◆ **BRANO PROPOSTO**:
+ + + +
Organico insufficiente
Visto che l’organico dell’Agenzia, 8 mila dipendenti, è tarato per legge per gestire un arretrato di tre anni è chiaro che sul fronte della riscossione la macchina del fisco è in continuo affanno: in un anno entrano nel magazzino 70 miliardi di nuovi crediti e ne vengono riscossi meno di 10. Tant’è che l’arretrato è ormai vecchio di 22 anni. Parliamo di 130-140 milioni di cartelle ed avvisi di accertamento per 240 milioni di crediti da riscuotere relativi a circa 16 milioni di contribuenti iscritti a ruolo (83% persone fisiche, 17% società, associazioni, enti, fondazioni) molti dei quali recidivi, visto che gli 8 milioni di contribuenti che ogni anno ricevono un avviso nel 90% dei casi hanno già avuto iscrizioni a ruolo.
Su chi pesa il «buco»
Su 999 miliardi di euro ben 788 (79%) sono crediti affidati dall’Agenzia delle Entrate, quindi tasse e imposte varie ed altri 113 miliardi (11%) sono dell’Inps. Il restante 10%, pari a circa 98 miliardi di euro, è relativo a crediti di enti erariali (5%), Inail (1%), Comuni (2%) ed altri enti come Camere di Commercio, Regioni, consorzi, casse di previdenza ed ordini professionali.
Tanti falliti e nullatenenti
Ben 445 miliardi riguardano contribuenti falliti, su cui l’agente di riscossione è già intervenuto senza riuscire a recuperare integralmente il loro debito, ed altri 440 fanno capo a soggetti con procedura concorsuale in corso, soggetti deceduti o ditte cessate o nullatenenti, poi ci sono 52,6 miliardi di carichi «sospesi» per interventi della magistratura o perché sono oggetto degli interventi di definizione agevolata (rottamazione, saldo e stralcio, ecc.) ed altri 15,7 miliardi sono rate a scadere su dilazioni non revocate. Infine c’è un residuo pari a 84,6 miliardi relativo a posizioni su cui per varie ragioni l’azione di recupero è inibita o limitata.
+ + + +
◆ **RIGHE ESTRATTE**:
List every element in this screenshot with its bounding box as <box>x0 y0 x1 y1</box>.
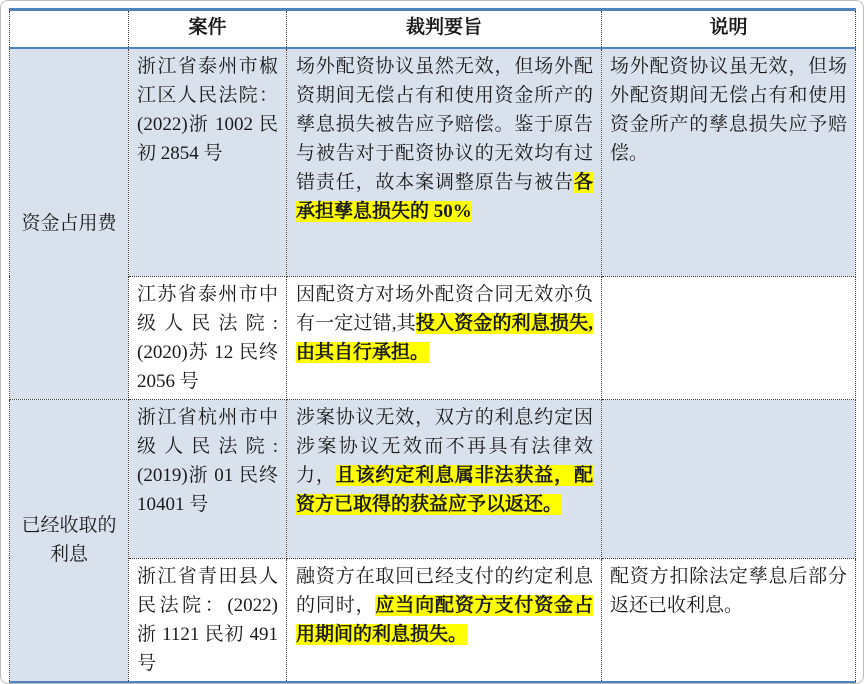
header-case: 案件 <box>129 10 287 49</box>
gist-text: 融资方在取回已经支付的约定利息的同时， <box>296 565 593 616</box>
note-cell <box>602 399 856 558</box>
gist-text: 场外配资协议虽然无效，但场外配资期间无偿占有和使用资金所产的孳息损失被告应予赔偿。鉴于原告与被告对于配资协议的无效均有过错责任，故本案调整原告与被告 <box>296 56 593 193</box>
case-cell: 江苏省泰州市中级人民法院: (2020)苏 12 民终 2056 号 <box>129 276 287 399</box>
gist-highlight: 各承担孳息损失的 50% <box>296 172 593 222</box>
table-row <box>10 276 856 399</box>
header-gist: 裁判要旨 <box>287 10 602 49</box>
case-cell: 浙江省杭州市中级人民法院: (2019)浙 01 民终 10401 号 <box>129 399 287 558</box>
header-corner-blank <box>10 10 129 49</box>
group-label-collected-interest: 已经收取的利息 <box>10 399 129 682</box>
gist-text: 因配资方对场外配资合同无效亦负有一定过错,其 <box>296 283 593 334</box>
note-cell: 配资方扣除法定孳息后部分返还已收利息。 <box>602 558 856 682</box>
group-label-fund-occupation-fee: 资金占用费 <box>10 48 129 399</box>
gist-cell <box>287 558 602 682</box>
note-cell <box>602 276 856 399</box>
case-cell: 浙江省泰州市椒江区人民法院：(2022)浙 1002 民初 2854 号 <box>129 48 287 276</box>
gist-cell <box>287 399 602 558</box>
case-cell: 浙江省青田县人民法院：(2022)浙 1121 民初 491 号 <box>129 558 287 682</box>
gist-text: 涉案协议无效，双方的利息约定因涉案协议无效而不再具有法律效力， <box>296 406 593 486</box>
header-row <box>10 10 856 49</box>
gist-highlight: 投入资金的利息损失,由其自行承担。 <box>296 312 593 363</box>
note-cell: 场外配资协议虽无效，但场外配资期间无偿占有和使用资金所产的孳息损失应予赔偿。 <box>602 48 856 276</box>
gist-cell <box>287 276 602 399</box>
table-row <box>10 558 856 682</box>
table-row <box>10 48 856 276</box>
gist-cell <box>287 48 602 276</box>
table-row <box>10 399 856 558</box>
gist-highlight: 应当向配资方支付资金占用期间的利息损失。 <box>296 594 593 645</box>
header-note: 说明 <box>602 10 856 49</box>
gist-highlight: 且该约定利息属非法获益，配资方已取得的获益应予以返还。 <box>296 464 593 515</box>
judgment-summary-table <box>9 8 856 684</box>
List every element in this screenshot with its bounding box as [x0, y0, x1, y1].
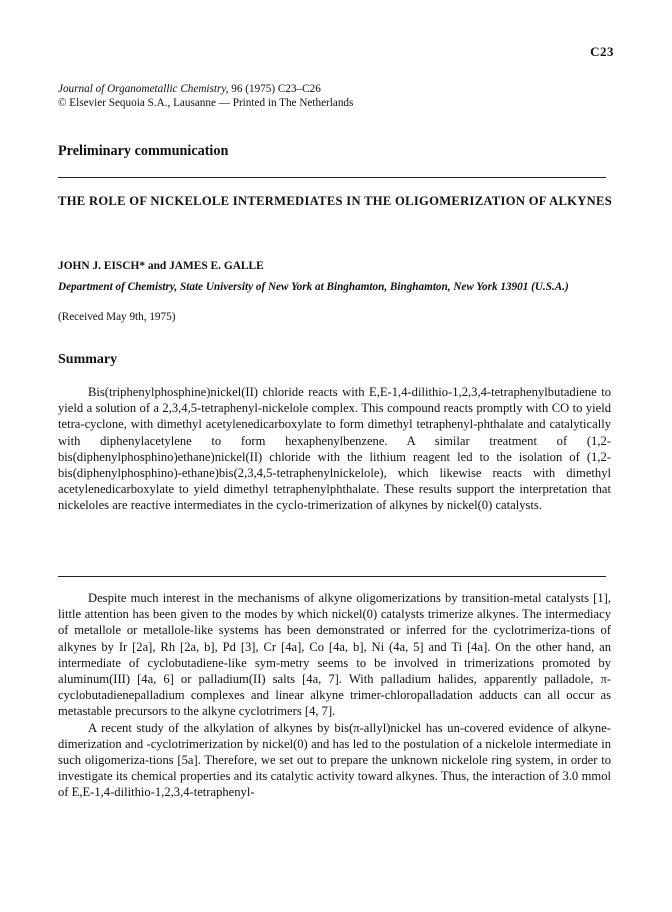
+ + + +
◆ **ISTRUZIONI**:
a) Per ciascuna affermazione indica se concorda con il brano sulla riscossione, rispondendo sì o no e citando alla lettera le parole del brano che lo stabiliscono: (i) l'organico dell'Agenzia conta 8 mila dipendenti; (ii) i crediti dell'Inps ammontano a 113 miliardi di euro; (iii) in un anno vengono riscossi più di 10 miliardi di crediti.
b) Riporta alla lettera il tratto del brano sulla riscossione che va da "Su chi pesa" fino a "ed ordini professionali.".
c) Prosegui il brano sulla riscossione dopo la sua ultima frase.

◆ **RISPOSTE**:
a)
(i) Sì: "l’organico dell’Agenzia, 8 mila dipendenti".
(ii) Sì: "altri 113 miliardi (11%) sono dell’Inps".
(iii) No: "ne vengono riscossi meno di 10".

b)
Su chi pesa il «buco»
Su 999 miliardi di euro ben 788 (79%) sono crediti affidati dall’Agenzia delle Entrate, quindi tasse e imposte varie ed altri 113 miliardi (11%) sono dell’Inps. Il restante 10%, pari a circa 98 miliardi di euro, è relativo a crediti di enti erariali (5%), Inail (1%), Comuni (2%) ed altri enti come Camere di Commercio, Regioni, consorzi, casse di previdenza ed ordini professionali.

c)
Stando ai dati aggiornati a fine 2020 i crediti di importo superiore ai 100 mila euro rappresentano appena lo 0,4% del totale ma valgono il 64% dei carichi (635 miliardi di 999), 48 milioni quelli compresi tra 1.000 e 100 mila euro (307 miliardi in tutto), mentre i crediti di importo inferiore ai 1000 euro sono 178 milioni e rappresentano il 78% del totale ma valgono appena il 5,6% del carico totale (56 miliardi).
Non basta rottamare
Per recuperare tutti questi soldi, ammesso che ne sussistano i requisiti, gli agenti del Fisco dovrebbero effettuare ben 5 milioni di fermi amministrativi, 4,9 milioni di ipoteche sugli immobili, 6,9 milioni di pignoramenti di redditi da lavoro o pensione o presso terzi ed effettuare 12,7 milioni di accessi all’Anagrafe tributaria. Impensabile, impossibile.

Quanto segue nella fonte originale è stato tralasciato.